[Stored data]
— start —

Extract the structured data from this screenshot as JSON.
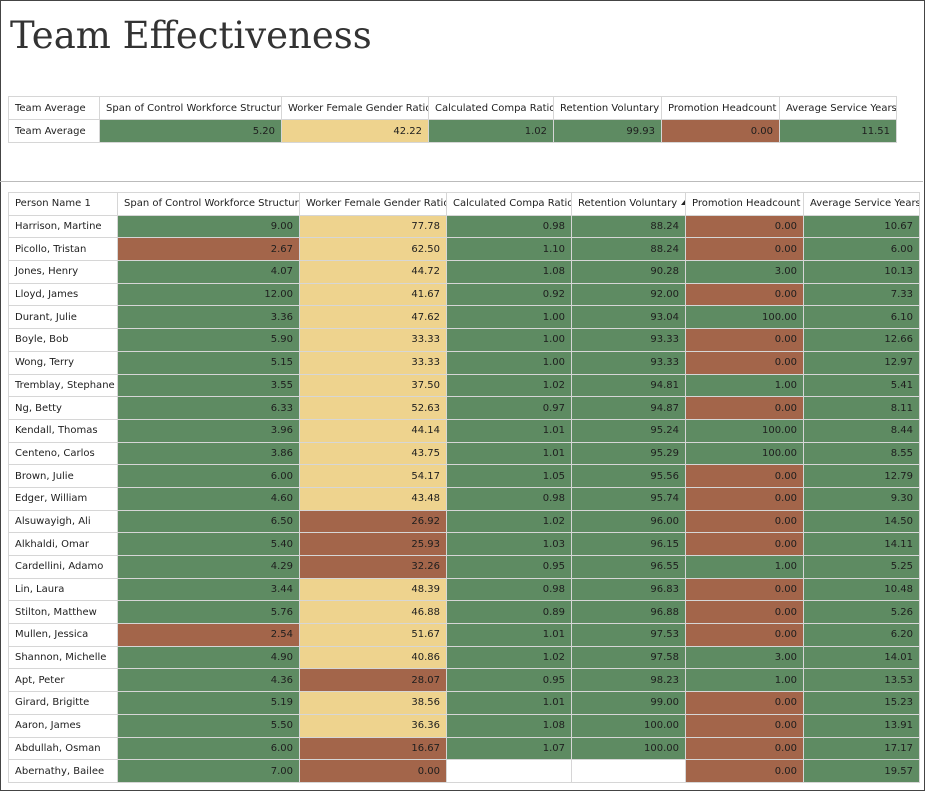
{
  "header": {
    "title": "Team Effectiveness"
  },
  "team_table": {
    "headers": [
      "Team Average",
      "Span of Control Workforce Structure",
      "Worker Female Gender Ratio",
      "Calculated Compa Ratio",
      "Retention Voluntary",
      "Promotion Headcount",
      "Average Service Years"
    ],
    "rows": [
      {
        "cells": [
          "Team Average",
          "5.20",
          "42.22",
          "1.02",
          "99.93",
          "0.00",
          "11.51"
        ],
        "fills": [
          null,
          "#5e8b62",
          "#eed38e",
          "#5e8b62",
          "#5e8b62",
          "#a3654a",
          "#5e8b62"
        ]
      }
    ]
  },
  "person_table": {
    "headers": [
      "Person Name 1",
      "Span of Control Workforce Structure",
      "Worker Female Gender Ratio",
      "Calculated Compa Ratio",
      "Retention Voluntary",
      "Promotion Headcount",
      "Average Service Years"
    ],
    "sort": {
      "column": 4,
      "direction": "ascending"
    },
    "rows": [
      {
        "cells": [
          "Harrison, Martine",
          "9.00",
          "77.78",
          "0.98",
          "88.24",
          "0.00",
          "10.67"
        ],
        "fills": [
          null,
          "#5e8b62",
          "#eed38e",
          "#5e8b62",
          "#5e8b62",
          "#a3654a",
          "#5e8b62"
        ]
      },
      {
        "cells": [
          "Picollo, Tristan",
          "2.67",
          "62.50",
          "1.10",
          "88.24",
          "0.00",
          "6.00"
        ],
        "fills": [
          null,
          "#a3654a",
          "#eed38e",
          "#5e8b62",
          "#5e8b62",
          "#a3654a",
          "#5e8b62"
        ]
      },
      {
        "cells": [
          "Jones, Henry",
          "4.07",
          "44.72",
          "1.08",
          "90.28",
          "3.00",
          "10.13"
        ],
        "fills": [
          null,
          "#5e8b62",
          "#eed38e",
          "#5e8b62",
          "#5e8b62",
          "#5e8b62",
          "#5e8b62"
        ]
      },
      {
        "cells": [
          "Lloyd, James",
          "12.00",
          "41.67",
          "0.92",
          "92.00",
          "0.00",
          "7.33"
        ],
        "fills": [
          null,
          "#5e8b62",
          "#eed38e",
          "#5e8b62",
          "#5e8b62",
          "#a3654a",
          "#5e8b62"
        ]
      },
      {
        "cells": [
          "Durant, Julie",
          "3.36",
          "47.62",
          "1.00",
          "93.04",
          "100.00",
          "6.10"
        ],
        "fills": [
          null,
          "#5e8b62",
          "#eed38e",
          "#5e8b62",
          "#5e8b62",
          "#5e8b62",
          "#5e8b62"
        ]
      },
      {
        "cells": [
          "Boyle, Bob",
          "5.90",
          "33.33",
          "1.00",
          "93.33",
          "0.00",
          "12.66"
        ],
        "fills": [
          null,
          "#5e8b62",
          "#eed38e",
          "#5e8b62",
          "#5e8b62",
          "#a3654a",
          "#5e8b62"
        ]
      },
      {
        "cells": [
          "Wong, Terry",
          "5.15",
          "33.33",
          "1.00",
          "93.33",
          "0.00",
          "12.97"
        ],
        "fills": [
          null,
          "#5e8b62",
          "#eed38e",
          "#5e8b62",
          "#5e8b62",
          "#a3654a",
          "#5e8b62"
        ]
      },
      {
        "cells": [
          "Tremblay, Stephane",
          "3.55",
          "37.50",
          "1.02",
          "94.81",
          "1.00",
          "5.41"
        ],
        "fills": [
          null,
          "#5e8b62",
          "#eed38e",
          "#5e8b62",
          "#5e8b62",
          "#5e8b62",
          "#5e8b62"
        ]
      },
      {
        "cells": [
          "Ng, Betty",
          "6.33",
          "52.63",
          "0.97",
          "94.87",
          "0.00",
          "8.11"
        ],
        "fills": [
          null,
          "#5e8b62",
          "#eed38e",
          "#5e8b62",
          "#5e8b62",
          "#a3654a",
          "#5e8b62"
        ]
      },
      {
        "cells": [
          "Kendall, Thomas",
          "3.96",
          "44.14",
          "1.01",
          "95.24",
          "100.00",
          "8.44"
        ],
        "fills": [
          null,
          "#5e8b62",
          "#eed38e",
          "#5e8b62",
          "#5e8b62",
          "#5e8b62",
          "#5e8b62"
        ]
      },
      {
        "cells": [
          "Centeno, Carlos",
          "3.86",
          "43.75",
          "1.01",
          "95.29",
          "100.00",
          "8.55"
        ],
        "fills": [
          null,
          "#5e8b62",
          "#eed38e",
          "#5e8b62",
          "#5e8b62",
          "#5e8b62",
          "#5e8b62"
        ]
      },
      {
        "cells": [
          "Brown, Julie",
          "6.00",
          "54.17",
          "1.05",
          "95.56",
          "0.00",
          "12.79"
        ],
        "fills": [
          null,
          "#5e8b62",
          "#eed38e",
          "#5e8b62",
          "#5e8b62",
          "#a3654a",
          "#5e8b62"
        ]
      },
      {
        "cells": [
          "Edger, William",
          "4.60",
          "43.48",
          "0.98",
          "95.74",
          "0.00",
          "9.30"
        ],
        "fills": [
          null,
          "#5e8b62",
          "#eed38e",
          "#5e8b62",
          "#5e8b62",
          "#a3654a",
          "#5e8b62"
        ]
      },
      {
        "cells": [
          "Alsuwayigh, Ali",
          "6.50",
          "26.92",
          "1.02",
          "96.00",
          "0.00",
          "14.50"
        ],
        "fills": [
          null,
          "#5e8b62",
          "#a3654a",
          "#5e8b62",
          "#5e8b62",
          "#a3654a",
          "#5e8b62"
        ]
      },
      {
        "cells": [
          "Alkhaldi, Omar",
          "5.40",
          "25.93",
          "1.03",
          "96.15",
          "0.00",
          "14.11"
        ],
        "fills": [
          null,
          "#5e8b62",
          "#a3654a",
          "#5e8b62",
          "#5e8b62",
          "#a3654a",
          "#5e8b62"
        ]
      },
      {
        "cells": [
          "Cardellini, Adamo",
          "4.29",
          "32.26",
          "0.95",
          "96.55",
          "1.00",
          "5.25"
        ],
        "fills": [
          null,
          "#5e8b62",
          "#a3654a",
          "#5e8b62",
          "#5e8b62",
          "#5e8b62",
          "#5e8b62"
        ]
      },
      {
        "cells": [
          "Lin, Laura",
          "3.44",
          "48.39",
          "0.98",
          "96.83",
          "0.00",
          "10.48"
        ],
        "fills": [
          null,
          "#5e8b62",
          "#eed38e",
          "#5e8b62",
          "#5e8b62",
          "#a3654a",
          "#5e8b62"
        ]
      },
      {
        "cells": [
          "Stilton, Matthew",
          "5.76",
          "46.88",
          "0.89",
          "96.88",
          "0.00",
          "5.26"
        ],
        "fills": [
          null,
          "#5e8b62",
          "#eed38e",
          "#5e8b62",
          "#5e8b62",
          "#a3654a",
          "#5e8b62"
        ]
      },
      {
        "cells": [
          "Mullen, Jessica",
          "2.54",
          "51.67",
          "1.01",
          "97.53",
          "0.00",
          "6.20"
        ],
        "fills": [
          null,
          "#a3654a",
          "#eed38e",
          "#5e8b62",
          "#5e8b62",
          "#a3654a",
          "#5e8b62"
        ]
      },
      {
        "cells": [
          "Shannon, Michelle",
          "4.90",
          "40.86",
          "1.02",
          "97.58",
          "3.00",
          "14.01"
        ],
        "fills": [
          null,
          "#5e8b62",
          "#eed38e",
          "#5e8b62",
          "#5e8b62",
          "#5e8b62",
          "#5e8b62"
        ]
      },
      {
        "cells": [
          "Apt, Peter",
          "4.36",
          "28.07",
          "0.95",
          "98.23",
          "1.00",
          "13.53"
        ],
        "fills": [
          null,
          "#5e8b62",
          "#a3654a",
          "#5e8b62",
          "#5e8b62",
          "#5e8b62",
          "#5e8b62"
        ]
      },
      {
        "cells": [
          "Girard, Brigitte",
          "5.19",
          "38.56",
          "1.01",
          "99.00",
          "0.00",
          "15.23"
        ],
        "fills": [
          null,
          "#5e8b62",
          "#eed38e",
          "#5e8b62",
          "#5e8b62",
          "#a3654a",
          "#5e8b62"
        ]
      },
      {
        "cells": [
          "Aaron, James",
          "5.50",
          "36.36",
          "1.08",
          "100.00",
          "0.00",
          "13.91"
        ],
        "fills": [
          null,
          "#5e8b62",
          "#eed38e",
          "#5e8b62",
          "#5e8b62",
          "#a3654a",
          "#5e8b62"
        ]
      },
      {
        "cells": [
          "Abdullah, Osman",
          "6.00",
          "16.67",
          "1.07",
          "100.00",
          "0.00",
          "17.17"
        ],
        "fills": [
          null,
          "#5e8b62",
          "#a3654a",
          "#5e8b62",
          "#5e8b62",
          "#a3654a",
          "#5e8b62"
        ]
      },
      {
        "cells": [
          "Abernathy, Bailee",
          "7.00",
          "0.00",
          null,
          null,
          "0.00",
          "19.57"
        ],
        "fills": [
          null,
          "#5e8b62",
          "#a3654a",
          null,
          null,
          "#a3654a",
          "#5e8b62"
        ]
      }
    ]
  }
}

— end —
— start —

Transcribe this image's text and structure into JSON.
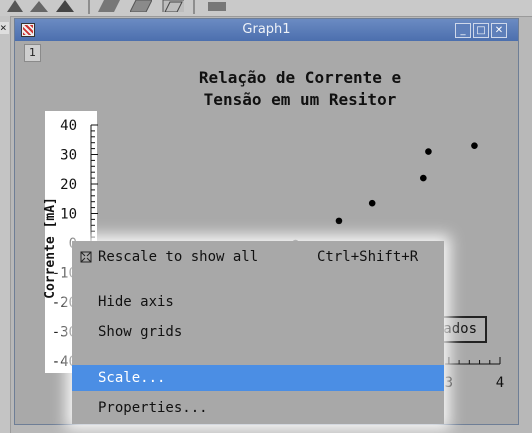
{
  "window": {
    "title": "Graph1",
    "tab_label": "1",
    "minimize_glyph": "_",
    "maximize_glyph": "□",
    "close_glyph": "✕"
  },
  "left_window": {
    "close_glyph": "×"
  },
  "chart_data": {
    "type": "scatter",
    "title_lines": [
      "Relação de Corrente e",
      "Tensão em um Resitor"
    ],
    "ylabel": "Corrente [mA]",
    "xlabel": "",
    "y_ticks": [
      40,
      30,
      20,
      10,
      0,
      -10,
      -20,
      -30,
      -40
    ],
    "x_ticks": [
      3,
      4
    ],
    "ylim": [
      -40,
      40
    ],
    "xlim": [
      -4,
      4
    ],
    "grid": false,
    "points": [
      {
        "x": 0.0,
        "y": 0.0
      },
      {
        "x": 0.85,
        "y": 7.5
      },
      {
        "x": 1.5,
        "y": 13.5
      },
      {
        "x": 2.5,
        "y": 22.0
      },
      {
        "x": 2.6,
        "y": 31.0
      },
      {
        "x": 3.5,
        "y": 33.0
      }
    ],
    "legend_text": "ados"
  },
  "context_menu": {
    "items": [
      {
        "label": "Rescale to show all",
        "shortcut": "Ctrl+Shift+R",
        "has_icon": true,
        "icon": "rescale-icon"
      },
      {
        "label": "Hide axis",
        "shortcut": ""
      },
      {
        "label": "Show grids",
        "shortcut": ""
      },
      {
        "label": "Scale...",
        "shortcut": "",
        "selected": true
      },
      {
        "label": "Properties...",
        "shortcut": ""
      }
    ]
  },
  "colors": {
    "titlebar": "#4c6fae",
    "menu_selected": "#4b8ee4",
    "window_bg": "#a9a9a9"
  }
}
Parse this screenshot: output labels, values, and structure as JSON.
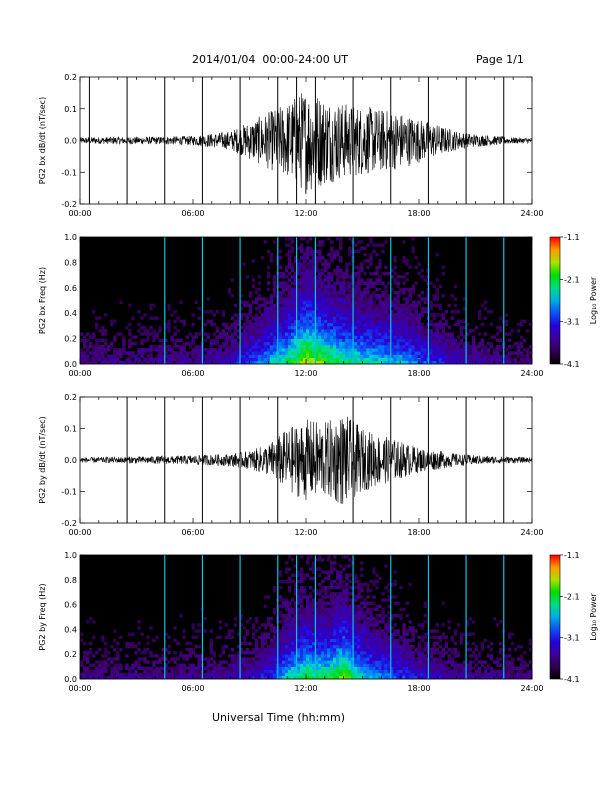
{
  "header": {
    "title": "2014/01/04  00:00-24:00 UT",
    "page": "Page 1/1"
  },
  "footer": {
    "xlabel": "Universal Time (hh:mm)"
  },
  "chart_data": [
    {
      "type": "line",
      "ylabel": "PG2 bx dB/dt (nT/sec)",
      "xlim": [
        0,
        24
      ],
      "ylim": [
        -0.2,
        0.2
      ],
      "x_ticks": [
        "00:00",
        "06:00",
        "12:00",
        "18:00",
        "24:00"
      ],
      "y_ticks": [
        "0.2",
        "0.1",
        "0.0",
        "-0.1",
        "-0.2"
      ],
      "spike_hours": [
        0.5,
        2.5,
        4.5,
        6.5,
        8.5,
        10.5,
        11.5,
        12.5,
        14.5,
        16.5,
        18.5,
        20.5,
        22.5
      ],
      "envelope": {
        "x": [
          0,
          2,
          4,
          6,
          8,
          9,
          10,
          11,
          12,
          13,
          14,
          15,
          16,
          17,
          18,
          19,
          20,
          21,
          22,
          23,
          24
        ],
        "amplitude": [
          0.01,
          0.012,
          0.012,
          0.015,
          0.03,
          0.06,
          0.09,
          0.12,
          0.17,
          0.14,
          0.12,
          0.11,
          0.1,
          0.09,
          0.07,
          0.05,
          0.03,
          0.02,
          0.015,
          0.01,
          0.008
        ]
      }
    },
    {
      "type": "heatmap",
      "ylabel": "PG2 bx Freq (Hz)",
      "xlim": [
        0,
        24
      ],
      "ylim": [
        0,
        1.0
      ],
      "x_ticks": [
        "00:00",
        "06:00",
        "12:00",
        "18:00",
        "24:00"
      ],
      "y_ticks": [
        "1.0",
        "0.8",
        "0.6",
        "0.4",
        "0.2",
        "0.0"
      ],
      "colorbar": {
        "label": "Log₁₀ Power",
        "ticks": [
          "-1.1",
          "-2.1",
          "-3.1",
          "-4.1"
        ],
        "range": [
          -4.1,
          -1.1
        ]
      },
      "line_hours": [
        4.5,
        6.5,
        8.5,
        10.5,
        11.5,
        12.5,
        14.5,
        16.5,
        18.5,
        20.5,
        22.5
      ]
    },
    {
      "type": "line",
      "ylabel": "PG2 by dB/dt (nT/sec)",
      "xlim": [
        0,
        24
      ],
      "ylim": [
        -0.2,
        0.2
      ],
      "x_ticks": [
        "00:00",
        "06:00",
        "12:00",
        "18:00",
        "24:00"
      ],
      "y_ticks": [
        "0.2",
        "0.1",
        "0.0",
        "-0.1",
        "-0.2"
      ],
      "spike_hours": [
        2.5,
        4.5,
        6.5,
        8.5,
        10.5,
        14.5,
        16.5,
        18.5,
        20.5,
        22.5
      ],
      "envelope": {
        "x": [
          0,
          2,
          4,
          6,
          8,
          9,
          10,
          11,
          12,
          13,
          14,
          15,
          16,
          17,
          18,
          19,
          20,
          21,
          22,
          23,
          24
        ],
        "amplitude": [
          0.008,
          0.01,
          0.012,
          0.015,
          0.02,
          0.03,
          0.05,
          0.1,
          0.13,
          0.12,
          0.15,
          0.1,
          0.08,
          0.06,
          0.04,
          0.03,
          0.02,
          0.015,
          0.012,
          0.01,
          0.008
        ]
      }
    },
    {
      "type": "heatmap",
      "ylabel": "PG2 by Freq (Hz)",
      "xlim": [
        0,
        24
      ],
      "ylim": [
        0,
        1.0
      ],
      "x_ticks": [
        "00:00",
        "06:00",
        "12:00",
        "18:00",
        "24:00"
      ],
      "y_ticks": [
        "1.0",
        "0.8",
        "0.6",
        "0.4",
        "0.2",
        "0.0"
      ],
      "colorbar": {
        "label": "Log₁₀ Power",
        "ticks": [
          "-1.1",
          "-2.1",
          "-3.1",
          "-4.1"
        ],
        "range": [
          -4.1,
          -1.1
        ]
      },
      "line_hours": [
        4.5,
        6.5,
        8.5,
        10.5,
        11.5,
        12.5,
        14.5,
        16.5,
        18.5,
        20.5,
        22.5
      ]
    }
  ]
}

— end —
— start —

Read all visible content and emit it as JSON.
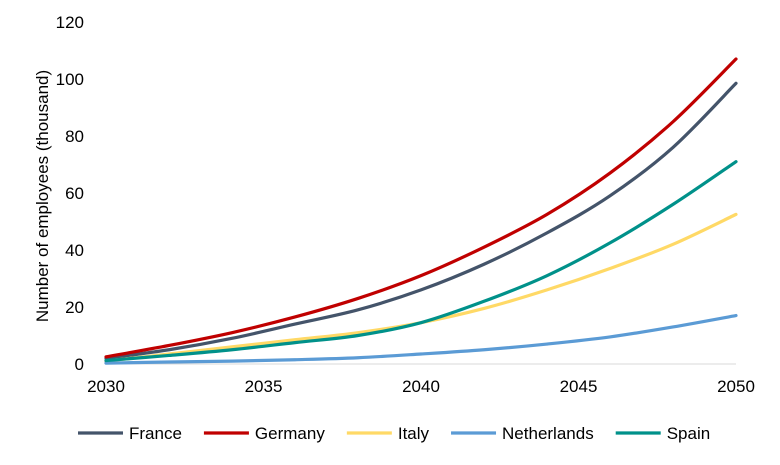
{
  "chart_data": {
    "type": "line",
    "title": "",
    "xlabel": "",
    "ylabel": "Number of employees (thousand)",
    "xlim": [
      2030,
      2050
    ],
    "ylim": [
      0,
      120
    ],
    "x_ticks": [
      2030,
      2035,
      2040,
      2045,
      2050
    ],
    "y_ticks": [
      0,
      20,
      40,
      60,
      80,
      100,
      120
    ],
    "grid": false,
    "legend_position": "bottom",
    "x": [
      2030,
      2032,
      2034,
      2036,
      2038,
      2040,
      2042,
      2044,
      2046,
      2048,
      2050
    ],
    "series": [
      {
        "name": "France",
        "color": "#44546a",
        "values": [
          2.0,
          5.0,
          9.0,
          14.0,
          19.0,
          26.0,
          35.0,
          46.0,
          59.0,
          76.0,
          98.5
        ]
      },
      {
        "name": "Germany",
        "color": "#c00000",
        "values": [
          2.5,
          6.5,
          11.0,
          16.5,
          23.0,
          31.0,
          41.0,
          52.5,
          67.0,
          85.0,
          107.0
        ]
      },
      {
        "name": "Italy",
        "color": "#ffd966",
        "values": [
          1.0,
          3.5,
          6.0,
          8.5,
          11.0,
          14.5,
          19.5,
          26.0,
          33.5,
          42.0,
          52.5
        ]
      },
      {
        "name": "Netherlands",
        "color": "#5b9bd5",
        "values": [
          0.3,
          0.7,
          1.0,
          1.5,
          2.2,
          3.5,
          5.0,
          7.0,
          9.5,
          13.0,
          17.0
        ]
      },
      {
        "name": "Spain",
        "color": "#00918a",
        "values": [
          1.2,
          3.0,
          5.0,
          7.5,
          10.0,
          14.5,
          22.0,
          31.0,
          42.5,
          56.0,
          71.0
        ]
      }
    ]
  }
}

— end —

To be done: Where a line above contains the string "Average", copy that line.

Exercise result:
      "Team Average",
      "Average Service Years"
          "Team Average",
      "Average Service Years"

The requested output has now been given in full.